→ **Given request**
Reproduce all the lines below exactly and omit the images.

→ **Working data**
>>>

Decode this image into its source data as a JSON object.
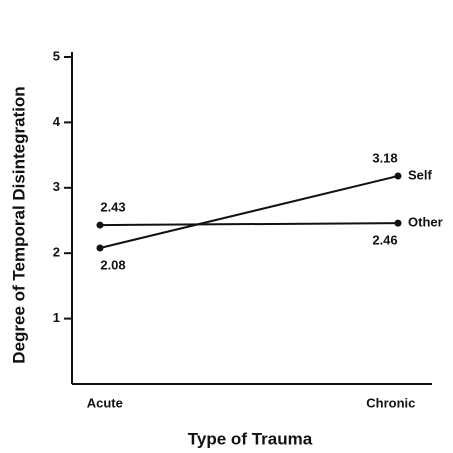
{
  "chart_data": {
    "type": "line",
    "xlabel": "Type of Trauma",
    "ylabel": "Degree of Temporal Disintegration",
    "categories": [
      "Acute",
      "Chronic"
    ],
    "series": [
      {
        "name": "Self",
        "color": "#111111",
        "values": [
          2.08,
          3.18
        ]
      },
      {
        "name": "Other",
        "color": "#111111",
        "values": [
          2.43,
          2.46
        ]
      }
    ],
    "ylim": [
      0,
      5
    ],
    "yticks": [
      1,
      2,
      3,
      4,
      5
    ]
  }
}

<<<

→ **Task output**
Decode this image into its source data as a JSON object.
{
  "chart_data": {
    "type": "line",
    "xlabel": "Type of Trauma",
    "ylabel": "Degree of Temporal Disintegration",
    "categories": [
      "Acute",
      "Chronic"
    ],
    "series": [
      {
        "name": "Self",
        "color": "#111111",
        "values": [
          2.08,
          3.18
        ]
      },
      {
        "name": "Other",
        "color": "#111111",
        "values": [
          2.43,
          2.46
        ]
      }
    ],
    "ylim": [
      0,
      5
    ],
    "yticks": [
      1,
      2,
      3,
      4,
      5
    ]
  }
}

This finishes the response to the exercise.